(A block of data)
(begin)

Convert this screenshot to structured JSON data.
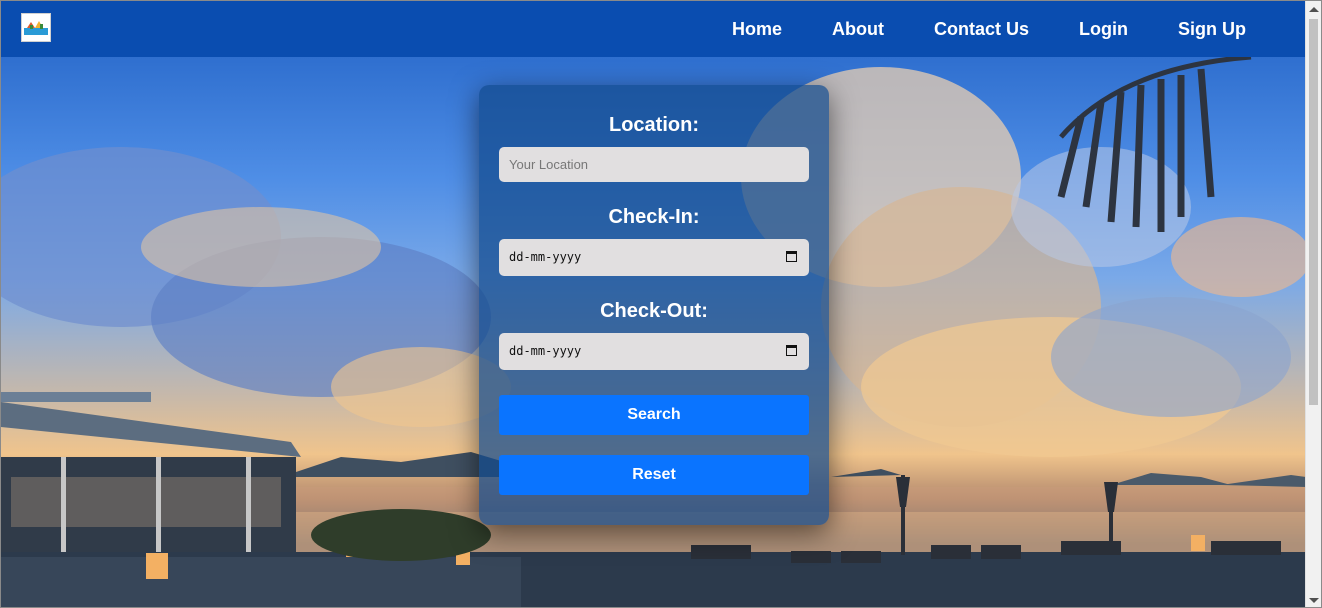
{
  "nav": {
    "logo_icon": "resort-logo-icon",
    "links": [
      {
        "label": "Home"
      },
      {
        "label": "About"
      },
      {
        "label": "Contact Us"
      },
      {
        "label": "Login"
      },
      {
        "label": "Sign Up"
      }
    ]
  },
  "form": {
    "location": {
      "label": "Location:",
      "placeholder": "Your Location",
      "value": ""
    },
    "check_in": {
      "label": "Check-In:",
      "display": "dd-mm-yyyy",
      "icon": "calendar-icon"
    },
    "check_out": {
      "label": "Check-Out:",
      "display": "dd-mm-yyyy",
      "icon": "calendar-icon"
    },
    "search_label": "Search",
    "reset_label": "Reset"
  },
  "colors": {
    "navbar": "#0a4db0",
    "button": "#0a74ff",
    "input_bg": "#e1dfe0",
    "card_bg": "rgba(18,74,140,0.72)"
  }
}
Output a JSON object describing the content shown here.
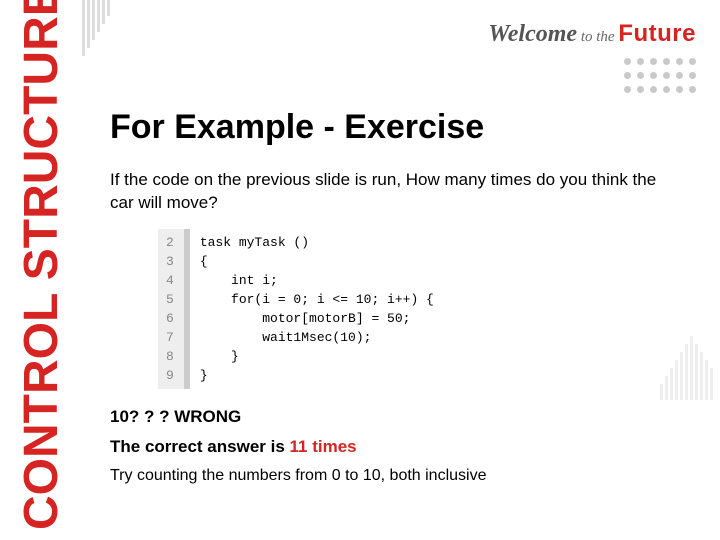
{
  "sidebar": {
    "label": "CONTROL STRUCTURES"
  },
  "header": {
    "welcome_main": "Welcome",
    "welcome_to": " to the ",
    "welcome_future": "Future"
  },
  "title": "For Example - Exercise",
  "question": "If the code on the previous slide is run, How many times do you think the car will move?",
  "code": {
    "gutter": [
      "2",
      "3",
      "4",
      "5",
      "6",
      "7",
      "8",
      "9"
    ],
    "lines": [
      "task myTask ()",
      "{",
      "    int i;",
      "    for(i = 0; i <= 10; i++) {",
      "        motor[motorB] = 50;",
      "        wait1Msec(10);",
      "    }",
      "}"
    ]
  },
  "wrong": "10? ? ? WRONG",
  "answer_prefix": "The correct answer is ",
  "answer_value": "11 times",
  "hint": "Try counting the numbers from 0 to 10, both inclusive"
}
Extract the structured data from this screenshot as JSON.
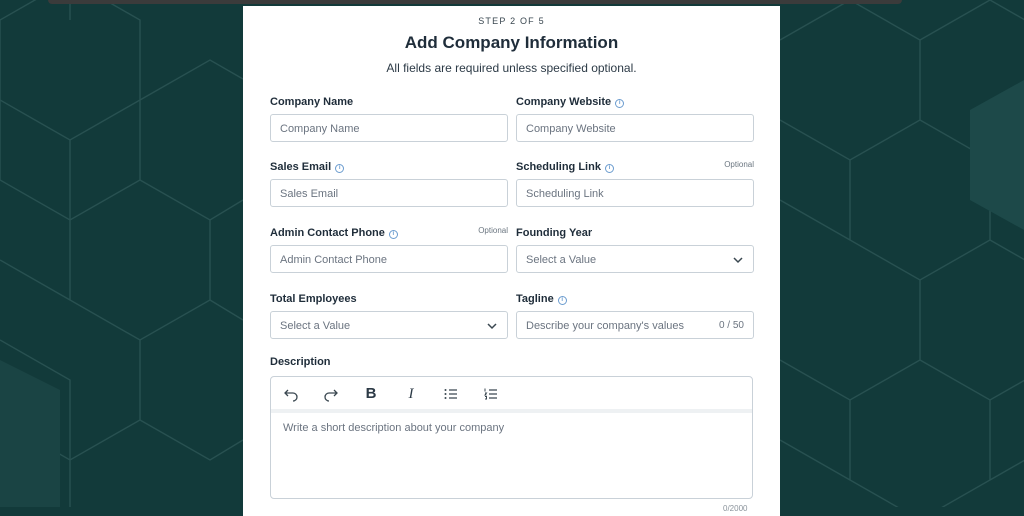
{
  "header": {
    "step": "STEP 2 OF 5",
    "title": "Add Company Information",
    "subtitle": "All fields are required unless specified optional."
  },
  "fields": {
    "company_name": {
      "label": "Company Name",
      "placeholder": "Company Name"
    },
    "company_website": {
      "label": "Company Website",
      "placeholder": "Company Website",
      "has_info": true
    },
    "sales_email": {
      "label": "Sales Email",
      "placeholder": "Sales Email",
      "has_info": true
    },
    "scheduling_link": {
      "label": "Scheduling Link",
      "placeholder": "Scheduling Link",
      "has_info": true,
      "optional": "Optional"
    },
    "admin_phone": {
      "label": "Admin Contact Phone",
      "placeholder": "Admin Contact Phone",
      "has_info": true,
      "optional": "Optional"
    },
    "founding_year": {
      "label": "Founding Year",
      "value": "Select a Value"
    },
    "total_employees": {
      "label": "Total Employees",
      "value": "Select a Value"
    },
    "tagline": {
      "label": "Tagline",
      "placeholder": "Describe your company's values",
      "counter": "0 / 50",
      "has_info": true
    }
  },
  "description": {
    "label": "Description",
    "placeholder": "Write a short description about your company",
    "toolbar": [
      "undo-icon",
      "redo-icon",
      "bold-icon",
      "italic-icon",
      "bullet-list-icon",
      "numbered-list-icon"
    ],
    "counter": "0/2000"
  },
  "colors": {
    "background": "#123a3a",
    "card": "#ffffff",
    "text": "#1f2d3a",
    "info_icon": "#6b9ccf",
    "border": "#c9d1d8"
  }
}
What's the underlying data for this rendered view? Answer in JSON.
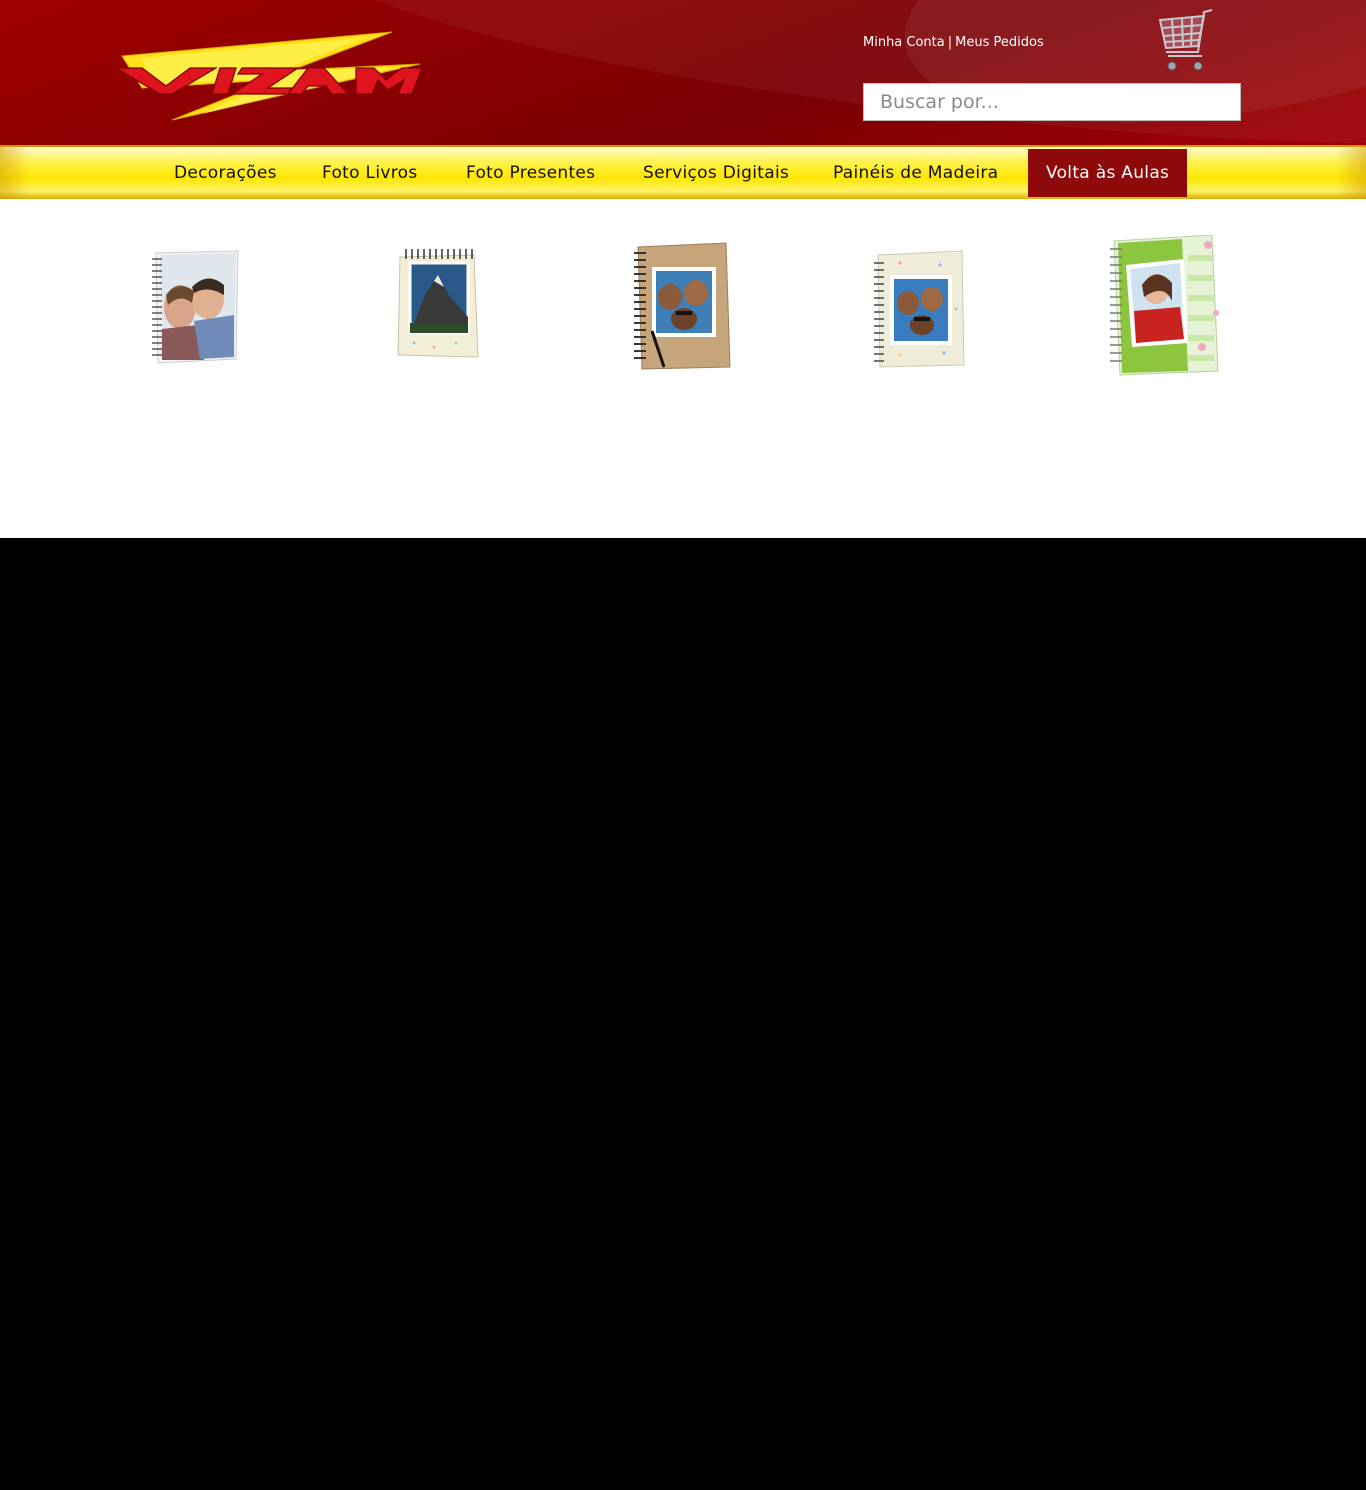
{
  "header": {
    "logo_text": "VIZAM",
    "account_link": "Minha Conta",
    "separator": "|",
    "orders_link": "Meus Pedidos",
    "search_placeholder": "Buscar por...",
    "cart_icon": "shopping-cart-icon"
  },
  "nav": {
    "items": [
      {
        "label": "Decorações"
      },
      {
        "label": "Foto Livros"
      },
      {
        "label": "Foto Presentes"
      },
      {
        "label": "Serviços Digitais"
      },
      {
        "label": "Painéis de Madeira"
      },
      {
        "label": "Volta às Aulas"
      }
    ],
    "active_index": 5
  },
  "products": [
    {
      "name": "notebook-couple"
    },
    {
      "name": "notebook-mountain"
    },
    {
      "name": "notebook-kraft-friends"
    },
    {
      "name": "notebook-dots-friends"
    },
    {
      "name": "notebook-green-girl"
    }
  ],
  "colors": {
    "header_red": "#8a0002",
    "nav_yellow": "#ffe600",
    "active_red": "#8e0a0a"
  }
}
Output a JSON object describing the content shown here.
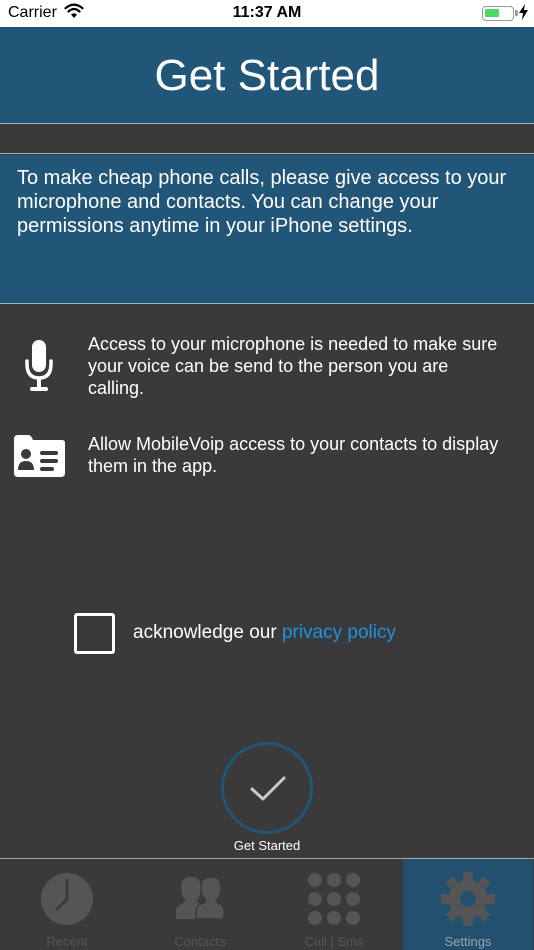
{
  "status_bar": {
    "carrier": "Carrier",
    "time": "11:37 AM",
    "battery_level": 0.55
  },
  "header": {
    "title": "Get Started"
  },
  "intro": {
    "text": "To make cheap phone calls, please give access to your microphone and contacts. You can change your permissions anytime in your iPhone settings."
  },
  "permissions": {
    "microphone": {
      "icon": "microphone-icon",
      "text": "Access to your microphone is needed to make sure your voice can be send to the person you are calling."
    },
    "contacts": {
      "icon": "contact-card-icon",
      "text": "Allow MobileVoip access to your contacts to display them in the app."
    }
  },
  "acknowledge": {
    "checked": false,
    "label": "acknowledge our ",
    "link_text": "privacy policy"
  },
  "start_button": {
    "label": "Get Started",
    "icon": "checkmark-icon"
  },
  "tabs": [
    {
      "label": "Recent",
      "icon": "clock-icon",
      "active": false
    },
    {
      "label": "Contacts",
      "icon": "people-icon",
      "active": false
    },
    {
      "label": "Call | Sms",
      "icon": "keypad-icon",
      "active": false
    },
    {
      "label": "Settings",
      "icon": "gear-icon",
      "active": true
    }
  ],
  "colors": {
    "header_blue": "#225678",
    "background": "#3a3a3b",
    "link": "#1b93e6",
    "battery": "#4cd964"
  }
}
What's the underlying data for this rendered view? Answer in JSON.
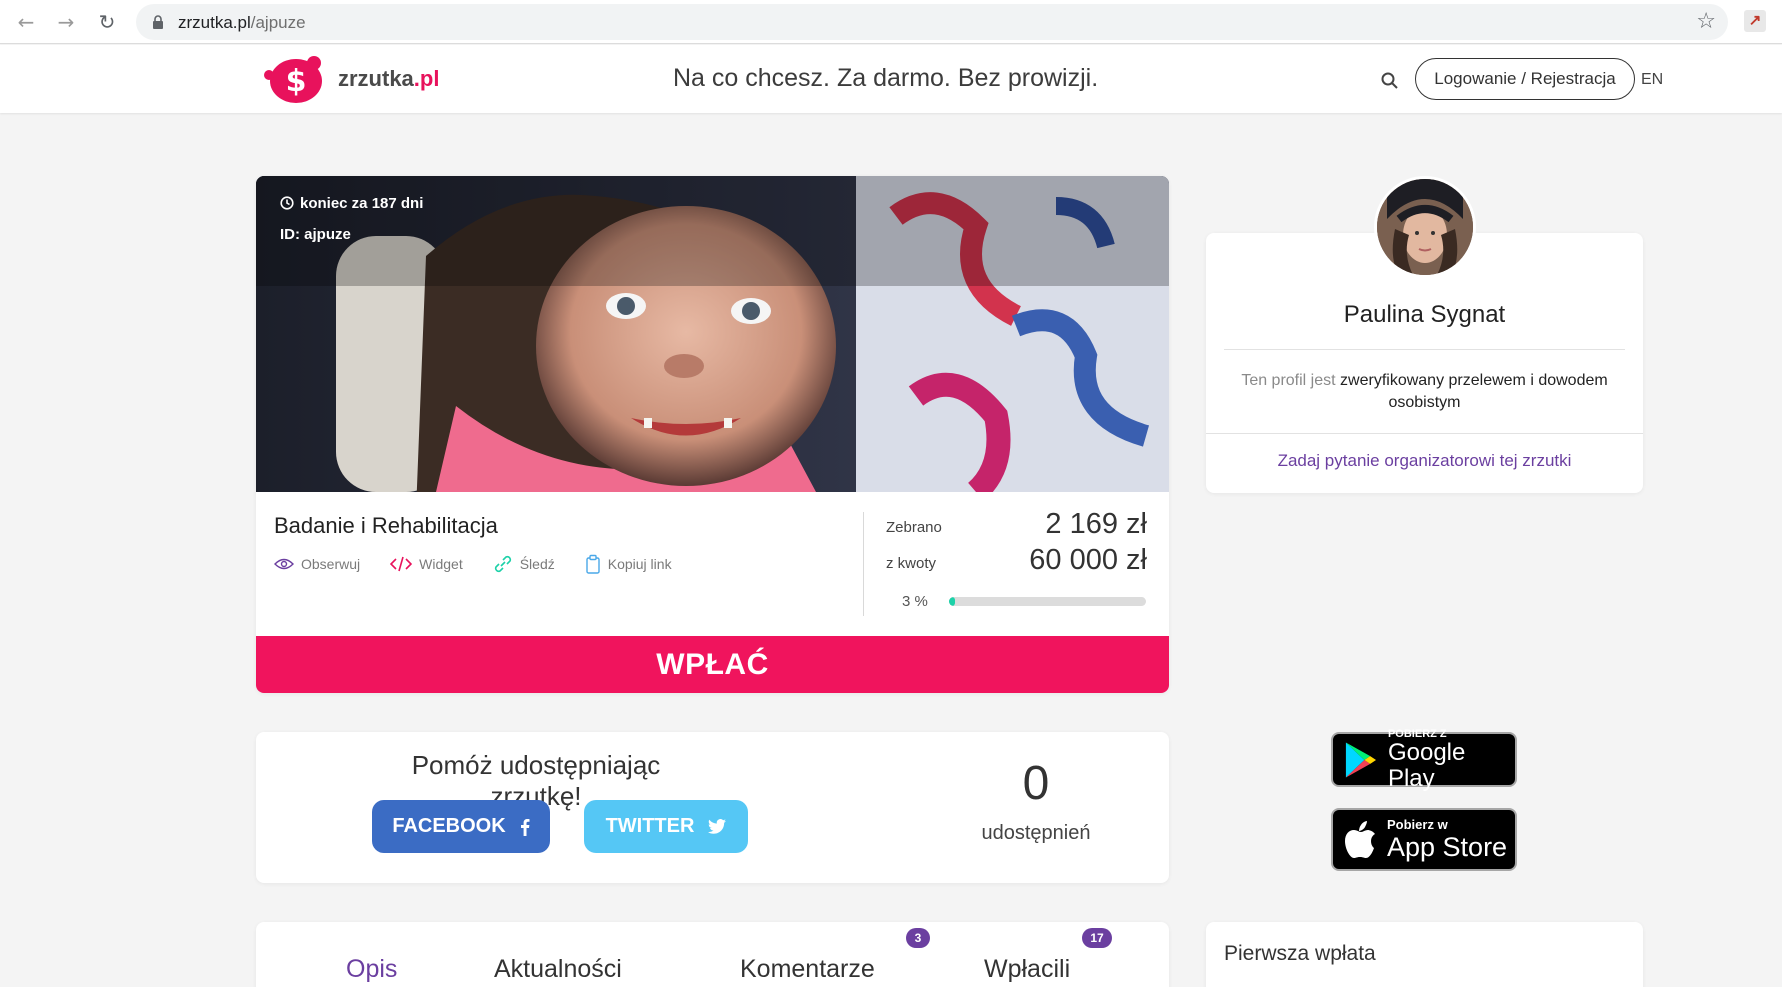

(end)

[Problem details]
Which lines hold the word "background"? Copy each of them from the records.

[Correct response]
    "background": "#123a3a",
    "background": "#3a3a3b",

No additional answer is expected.